■ What you should do: Copy every line of the records below word for word, without changing anything.

START Given entries

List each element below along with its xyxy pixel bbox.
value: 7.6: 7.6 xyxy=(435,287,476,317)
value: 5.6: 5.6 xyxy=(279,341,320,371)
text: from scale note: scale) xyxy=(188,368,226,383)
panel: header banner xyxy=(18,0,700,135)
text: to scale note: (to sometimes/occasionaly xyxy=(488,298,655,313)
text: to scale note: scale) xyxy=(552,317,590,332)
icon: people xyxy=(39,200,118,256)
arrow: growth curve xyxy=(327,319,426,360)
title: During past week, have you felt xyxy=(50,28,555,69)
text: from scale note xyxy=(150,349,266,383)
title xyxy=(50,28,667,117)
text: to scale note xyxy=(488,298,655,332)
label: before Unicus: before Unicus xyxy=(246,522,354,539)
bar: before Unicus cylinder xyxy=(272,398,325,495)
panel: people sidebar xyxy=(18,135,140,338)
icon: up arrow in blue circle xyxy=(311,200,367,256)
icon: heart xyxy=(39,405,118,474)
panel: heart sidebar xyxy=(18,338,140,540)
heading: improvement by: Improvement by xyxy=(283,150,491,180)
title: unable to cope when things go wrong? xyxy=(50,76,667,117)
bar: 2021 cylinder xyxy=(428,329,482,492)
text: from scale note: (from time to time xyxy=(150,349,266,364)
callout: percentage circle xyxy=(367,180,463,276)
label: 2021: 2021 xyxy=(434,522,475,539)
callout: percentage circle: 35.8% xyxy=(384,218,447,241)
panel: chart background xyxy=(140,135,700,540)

END Given entries

■ Result for this exercise:
List each element below along with its xyxy pixel bbox.
value: 7.6: 7.6 xyxy=(435,287,476,317)
value: 5.6: 5.6 xyxy=(279,341,320,371)
text: from scale note: scale) xyxy=(188,368,226,383)
panel: header banner xyxy=(18,0,700,135)
text: to scale note: (to sometimes/occasionaly xyxy=(488,298,655,313)
text: to scale note: scale) xyxy=(552,317,590,332)
icon: people xyxy=(39,200,118,256)
arrow: growth curve xyxy=(327,319,426,360)
title: During past week, have you felt xyxy=(50,28,555,69)
text: from scale note xyxy=(150,349,266,383)
title xyxy=(50,28,667,117)
text: to scale note xyxy=(488,298,655,332)
label: before Unicus: before Unicus xyxy=(246,522,354,539)
bar: before Unicus cylinder xyxy=(272,398,325,495)
panel: people sidebar xyxy=(18,135,140,338)
icon: up arrow in blue circle xyxy=(311,200,367,256)
icon: heart xyxy=(39,405,118,474)
panel: heart sidebar xyxy=(18,338,140,540)
heading: improvement by: Improvement by xyxy=(283,150,491,180)
title: unable to cope when things go wrong? xyxy=(50,76,667,117)
bar: 2021 cylinder xyxy=(428,329,482,492)
text: from scale note: (from time to time xyxy=(150,349,266,364)
callout: percentage circle xyxy=(367,180,463,276)
label: 2021: 2021 xyxy=(434,522,475,539)
callout: percentage circle: 35.8% xyxy=(384,218,447,241)
panel: chart background xyxy=(140,135,700,540)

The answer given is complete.